• RECORDS FOR THE TASK:
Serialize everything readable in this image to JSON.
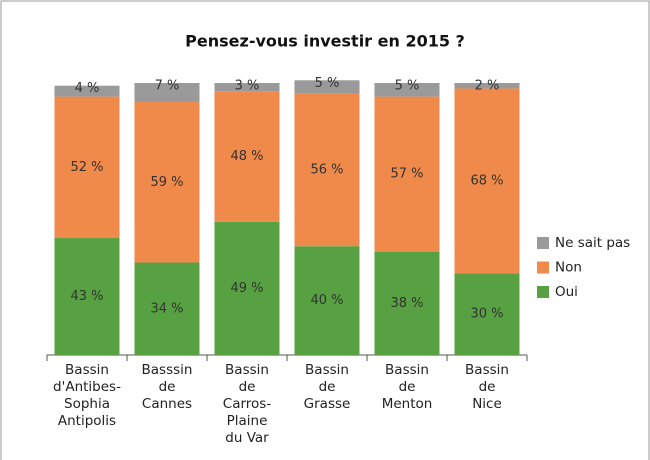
{
  "chart_data": {
    "type": "stacked_bar",
    "title": "Pensez-vous investir en 2015 ?",
    "categories": [
      "Bassin\nd'Antibes-\nSophia\nAntipolis",
      "Basssin\nde\nCannes",
      "Bassin\nde\nCarros-\nPlaine\ndu Var",
      "Bassin\nde\nGrasse",
      "Bassin\nde\nMenton",
      "Bassin\nde\nNice"
    ],
    "series": [
      {
        "name": "Oui",
        "color": "#58a142",
        "values": [
          43,
          34,
          49,
          40,
          38,
          30
        ],
        "value_labels": [
          "43 %",
          "34 %",
          "49 %",
          "40 %",
          "38 %",
          "30 %"
        ]
      },
      {
        "name": "Non",
        "color": "#f08a4b",
        "values": [
          52,
          59,
          48,
          56,
          57,
          68
        ],
        "value_labels": [
          "52 %",
          "59 %",
          "48 %",
          "56 %",
          "57 %",
          "68 %"
        ]
      },
      {
        "name": "Ne sait pas",
        "color": "#9a9a9a",
        "values": [
          4,
          7,
          3,
          5,
          5,
          2
        ],
        "value_labels": [
          "4 %",
          "7 %",
          "3 %",
          "5 %",
          "5 %",
          "2 %"
        ]
      }
    ],
    "ylim": [
      0,
      100
    ],
    "legend": "right"
  }
}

• TASK TO CARRY OUT: Leave out the pictures and output the rest of the material exactly as written.

• WRITTEN SOLUTION:
Serialize everything readable in this image to JSON.
{
  "chart_data": {
    "type": "stacked_bar",
    "title": "Pensez-vous investir en 2015 ?",
    "categories": [
      "Bassin\nd'Antibes-\nSophia\nAntipolis",
      "Basssin\nde\nCannes",
      "Bassin\nde\nCarros-\nPlaine\ndu Var",
      "Bassin\nde\nGrasse",
      "Bassin\nde\nMenton",
      "Bassin\nde\nNice"
    ],
    "series": [
      {
        "name": "Oui",
        "color": "#58a142",
        "values": [
          43,
          34,
          49,
          40,
          38,
          30
        ],
        "value_labels": [
          "43 %",
          "34 %",
          "49 %",
          "40 %",
          "38 %",
          "30 %"
        ]
      },
      {
        "name": "Non",
        "color": "#f08a4b",
        "values": [
          52,
          59,
          48,
          56,
          57,
          68
        ],
        "value_labels": [
          "52 %",
          "59 %",
          "48 %",
          "56 %",
          "57 %",
          "68 %"
        ]
      },
      {
        "name": "Ne sait pas",
        "color": "#9a9a9a",
        "values": [
          4,
          7,
          3,
          5,
          5,
          2
        ],
        "value_labels": [
          "4 %",
          "7 %",
          "3 %",
          "5 %",
          "5 %",
          "2 %"
        ]
      }
    ],
    "ylim": [
      0,
      100
    ],
    "legend": "right"
  }
}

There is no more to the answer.